**What you will do:** Reproduce the records below exactly as given.
--- BEGIN Data shown ---
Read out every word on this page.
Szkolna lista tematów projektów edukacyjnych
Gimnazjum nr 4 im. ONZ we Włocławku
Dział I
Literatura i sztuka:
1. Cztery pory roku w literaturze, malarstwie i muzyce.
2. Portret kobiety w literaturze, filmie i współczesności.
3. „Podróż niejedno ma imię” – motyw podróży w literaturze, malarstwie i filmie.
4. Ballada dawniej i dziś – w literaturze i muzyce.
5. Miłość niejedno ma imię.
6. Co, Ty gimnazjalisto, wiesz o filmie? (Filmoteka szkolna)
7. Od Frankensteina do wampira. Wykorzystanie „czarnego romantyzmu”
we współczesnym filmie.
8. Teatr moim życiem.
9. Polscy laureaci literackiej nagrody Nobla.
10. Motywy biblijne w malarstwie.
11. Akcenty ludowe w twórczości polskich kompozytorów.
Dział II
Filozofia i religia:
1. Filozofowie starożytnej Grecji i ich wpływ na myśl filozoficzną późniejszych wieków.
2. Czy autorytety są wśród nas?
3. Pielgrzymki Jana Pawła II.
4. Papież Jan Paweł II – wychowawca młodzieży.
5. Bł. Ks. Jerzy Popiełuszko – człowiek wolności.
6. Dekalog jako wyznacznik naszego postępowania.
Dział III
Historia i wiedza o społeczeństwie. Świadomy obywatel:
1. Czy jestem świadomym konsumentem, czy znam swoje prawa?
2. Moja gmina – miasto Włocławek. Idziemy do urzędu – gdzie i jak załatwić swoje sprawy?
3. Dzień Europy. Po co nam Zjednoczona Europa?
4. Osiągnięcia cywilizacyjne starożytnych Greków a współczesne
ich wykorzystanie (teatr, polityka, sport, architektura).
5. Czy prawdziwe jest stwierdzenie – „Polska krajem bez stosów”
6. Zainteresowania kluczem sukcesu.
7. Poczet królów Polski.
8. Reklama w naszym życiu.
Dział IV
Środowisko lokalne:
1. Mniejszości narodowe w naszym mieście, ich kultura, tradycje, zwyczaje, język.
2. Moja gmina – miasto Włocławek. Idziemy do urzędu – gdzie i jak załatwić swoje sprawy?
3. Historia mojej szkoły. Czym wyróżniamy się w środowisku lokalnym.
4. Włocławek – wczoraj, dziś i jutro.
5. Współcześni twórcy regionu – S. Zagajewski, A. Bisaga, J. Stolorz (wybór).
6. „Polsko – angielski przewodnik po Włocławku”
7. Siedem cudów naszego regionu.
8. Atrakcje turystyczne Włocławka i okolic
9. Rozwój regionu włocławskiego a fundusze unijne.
--- END Data shown ---
**Result of this exercise:**
Read out every word on this page.
Szkolna lista tematów projektów edukacyjnych
Gimnazjum nr 4 im. ONZ we Włocławku
Dział I
Literatura i sztuka:
1. Cztery pory roku w literaturze, malarstwie i muzyce.
2. Portret kobiety w literaturze, filmie i współczesności.
3. „Podróż niejedno ma imię” – motyw podróży w literaturze, malarstwie i filmie.
4. Ballada dawniej i dziś – w literaturze i muzyce.
5. Miłość niejedno ma imię.
6. Co, Ty gimnazjalisto, wiesz o filmie? (Filmoteka szkolna)
7. Od Frankensteina do wampira. Wykorzystanie „czarnego romantyzmu”
we współczesnym filmie.
8. Teatr moim życiem.
9. Polscy laureaci literackiej nagrody Nobla.
10. Motywy biblijne w malarstwie.
11. Akcenty ludowe w twórczości polskich kompozytorów.
Dział II
Filozofia i religia:
1. Filozofowie starożytnej Grecji i ich wpływ na myśl filozoficzną późniejszych wieków.
2. Czy autorytety są wśród nas?
3. Pielgrzymki Jana Pawła II.
4. Papież Jan Paweł II – wychowawca młodzieży.
5. Bł. Ks. Jerzy Popiełuszko – człowiek wolności.
6. Dekalog jako wyznacznik naszego postępowania.
Dział III
Historia i wiedza o społeczeństwie. Świadomy obywatel:
1. Czy jestem świadomym konsumentem, czy znam swoje prawa?
2. Moja gmina – miasto Włocławek. Idziemy do urzędu – gdzie i jak załatwić swoje sprawy?
3. Dzień Europy. Po co nam Zjednoczona Europa?
4. Osiągnięcia cywilizacyjne starożytnych Greków a współczesne
ich wykorzystanie (teatr, polityka, sport, architektura).
5. Czy prawdziwe jest stwierdzenie – „Polska krajem bez stosów”
6. Zainteresowania kluczem sukcesu.
7. Poczet królów Polski.
8. Reklama w naszym życiu.
Dział IV
Środowisko lokalne:
1. Mniejszości narodowe w naszym mieście, ich kultura, tradycje, zwyczaje, język.
2. Moja gmina – miasto Włocławek. Idziemy do urzędu – gdzie i jak załatwić swoje sprawy?
3. Historia mojej szkoły. Czym wyróżniamy się w środowisku lokalnym.
4. Włocławek – wczoraj, dziś i jutro.
5. Współcześni twórcy regionu – S. Zagajewski, A. Bisaga, J. Stolorz (wybór).
6. „Polsko – angielski przewodnik po Włocławku”
7. Siedem cudów naszego regionu.
8. Atrakcje turystyczne Włocławka i okolic
9. Rozwój regionu włocławskiego a fundusze unijne.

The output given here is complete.